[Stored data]
[start]

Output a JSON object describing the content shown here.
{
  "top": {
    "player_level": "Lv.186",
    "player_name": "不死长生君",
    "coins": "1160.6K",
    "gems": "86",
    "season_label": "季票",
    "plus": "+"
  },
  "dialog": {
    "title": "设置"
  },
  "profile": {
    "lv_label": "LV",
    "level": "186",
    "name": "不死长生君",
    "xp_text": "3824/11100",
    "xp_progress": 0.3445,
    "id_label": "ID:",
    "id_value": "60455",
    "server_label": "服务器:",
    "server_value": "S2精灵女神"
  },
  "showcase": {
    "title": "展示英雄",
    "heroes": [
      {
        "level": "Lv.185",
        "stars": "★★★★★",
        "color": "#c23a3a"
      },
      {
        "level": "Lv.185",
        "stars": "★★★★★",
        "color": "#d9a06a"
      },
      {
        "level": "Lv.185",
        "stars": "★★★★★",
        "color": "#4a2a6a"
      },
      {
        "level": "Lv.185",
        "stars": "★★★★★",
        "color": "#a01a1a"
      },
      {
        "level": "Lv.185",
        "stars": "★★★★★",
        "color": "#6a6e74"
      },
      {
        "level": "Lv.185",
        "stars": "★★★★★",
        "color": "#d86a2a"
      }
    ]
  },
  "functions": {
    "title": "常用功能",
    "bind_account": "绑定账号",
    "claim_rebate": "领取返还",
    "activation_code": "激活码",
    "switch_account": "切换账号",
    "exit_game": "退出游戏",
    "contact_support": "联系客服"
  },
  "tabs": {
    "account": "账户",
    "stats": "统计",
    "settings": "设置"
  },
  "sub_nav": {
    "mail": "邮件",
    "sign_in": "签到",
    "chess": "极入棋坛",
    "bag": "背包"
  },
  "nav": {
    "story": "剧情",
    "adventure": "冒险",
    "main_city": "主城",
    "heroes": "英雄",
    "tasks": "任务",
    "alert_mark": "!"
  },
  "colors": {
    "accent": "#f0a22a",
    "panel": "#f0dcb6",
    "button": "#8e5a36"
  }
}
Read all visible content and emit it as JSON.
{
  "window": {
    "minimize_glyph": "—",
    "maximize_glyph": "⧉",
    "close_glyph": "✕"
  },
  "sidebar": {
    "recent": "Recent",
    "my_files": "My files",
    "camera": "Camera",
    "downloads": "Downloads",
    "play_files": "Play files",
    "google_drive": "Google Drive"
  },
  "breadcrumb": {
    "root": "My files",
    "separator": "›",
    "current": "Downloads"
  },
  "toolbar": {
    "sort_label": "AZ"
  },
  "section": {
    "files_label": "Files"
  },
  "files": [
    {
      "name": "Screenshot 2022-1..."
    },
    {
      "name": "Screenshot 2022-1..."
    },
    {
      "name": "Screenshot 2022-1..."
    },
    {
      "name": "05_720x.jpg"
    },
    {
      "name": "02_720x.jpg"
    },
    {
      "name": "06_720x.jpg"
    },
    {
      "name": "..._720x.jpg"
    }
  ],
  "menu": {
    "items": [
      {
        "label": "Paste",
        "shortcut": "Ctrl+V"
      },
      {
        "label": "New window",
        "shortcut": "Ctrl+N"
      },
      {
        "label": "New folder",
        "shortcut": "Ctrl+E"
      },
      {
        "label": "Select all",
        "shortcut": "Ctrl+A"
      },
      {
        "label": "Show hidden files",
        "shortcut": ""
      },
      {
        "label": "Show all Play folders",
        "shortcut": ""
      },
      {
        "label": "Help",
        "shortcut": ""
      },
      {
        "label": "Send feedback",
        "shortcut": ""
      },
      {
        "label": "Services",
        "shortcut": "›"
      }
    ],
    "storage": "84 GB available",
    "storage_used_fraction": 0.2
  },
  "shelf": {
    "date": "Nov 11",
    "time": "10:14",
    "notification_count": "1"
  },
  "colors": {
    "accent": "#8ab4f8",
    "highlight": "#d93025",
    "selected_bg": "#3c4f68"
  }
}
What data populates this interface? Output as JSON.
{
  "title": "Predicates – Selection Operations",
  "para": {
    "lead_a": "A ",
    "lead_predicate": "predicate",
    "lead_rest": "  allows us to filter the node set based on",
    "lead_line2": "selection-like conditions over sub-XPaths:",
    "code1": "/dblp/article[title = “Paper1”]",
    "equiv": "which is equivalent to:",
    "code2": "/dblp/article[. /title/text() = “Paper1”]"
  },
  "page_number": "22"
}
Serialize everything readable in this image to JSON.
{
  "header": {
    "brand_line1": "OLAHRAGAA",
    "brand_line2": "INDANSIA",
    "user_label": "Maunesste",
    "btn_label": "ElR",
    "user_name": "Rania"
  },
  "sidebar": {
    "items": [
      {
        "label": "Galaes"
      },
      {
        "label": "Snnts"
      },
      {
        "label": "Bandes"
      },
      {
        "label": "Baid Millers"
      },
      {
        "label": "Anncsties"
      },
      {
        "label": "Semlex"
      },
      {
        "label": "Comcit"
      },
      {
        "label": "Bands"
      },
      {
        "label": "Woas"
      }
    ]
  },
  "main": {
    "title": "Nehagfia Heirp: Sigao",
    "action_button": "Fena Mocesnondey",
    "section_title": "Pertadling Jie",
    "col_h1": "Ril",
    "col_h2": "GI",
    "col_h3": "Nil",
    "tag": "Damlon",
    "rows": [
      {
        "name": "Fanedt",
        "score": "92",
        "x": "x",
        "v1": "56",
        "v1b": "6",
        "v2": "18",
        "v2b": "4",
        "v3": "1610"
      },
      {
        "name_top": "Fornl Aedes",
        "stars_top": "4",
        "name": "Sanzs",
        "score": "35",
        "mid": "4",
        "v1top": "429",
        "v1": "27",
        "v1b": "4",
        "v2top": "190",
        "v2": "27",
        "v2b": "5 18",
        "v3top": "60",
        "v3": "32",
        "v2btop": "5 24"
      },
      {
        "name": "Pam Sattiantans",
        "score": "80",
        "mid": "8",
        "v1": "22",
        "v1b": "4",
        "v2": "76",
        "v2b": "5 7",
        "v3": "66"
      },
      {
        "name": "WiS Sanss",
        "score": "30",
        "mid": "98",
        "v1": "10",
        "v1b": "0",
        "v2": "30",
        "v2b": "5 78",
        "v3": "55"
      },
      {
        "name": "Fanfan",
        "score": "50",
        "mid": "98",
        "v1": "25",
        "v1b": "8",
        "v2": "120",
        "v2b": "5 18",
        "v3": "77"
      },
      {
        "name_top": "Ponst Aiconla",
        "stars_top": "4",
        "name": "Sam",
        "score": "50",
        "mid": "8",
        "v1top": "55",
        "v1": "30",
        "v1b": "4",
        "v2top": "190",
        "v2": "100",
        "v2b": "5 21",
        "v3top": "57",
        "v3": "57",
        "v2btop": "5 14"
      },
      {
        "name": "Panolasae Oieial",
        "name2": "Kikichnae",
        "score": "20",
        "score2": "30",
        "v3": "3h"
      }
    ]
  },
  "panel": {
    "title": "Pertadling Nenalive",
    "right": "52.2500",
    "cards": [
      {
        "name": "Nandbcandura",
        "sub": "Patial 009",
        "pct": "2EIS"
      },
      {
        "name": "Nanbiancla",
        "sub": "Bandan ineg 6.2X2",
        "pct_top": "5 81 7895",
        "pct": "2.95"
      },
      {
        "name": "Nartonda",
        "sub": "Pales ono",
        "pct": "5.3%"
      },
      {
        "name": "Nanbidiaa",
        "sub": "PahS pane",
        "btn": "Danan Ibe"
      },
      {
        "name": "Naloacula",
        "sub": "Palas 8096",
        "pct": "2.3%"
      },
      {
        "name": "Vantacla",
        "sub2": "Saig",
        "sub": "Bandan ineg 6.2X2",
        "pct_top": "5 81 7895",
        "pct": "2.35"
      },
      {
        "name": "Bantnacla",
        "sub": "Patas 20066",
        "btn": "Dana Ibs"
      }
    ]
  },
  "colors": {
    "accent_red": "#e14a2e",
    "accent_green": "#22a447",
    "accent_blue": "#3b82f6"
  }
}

[end]

Written problem :: Check each line of the records above for "article", and copy those that have it.

Response to the exercise ::
    "code1": "/dblp/article[title = “Paper1”]",
    "code2": "/dblp/article[. /title/text() = “Paper1”]"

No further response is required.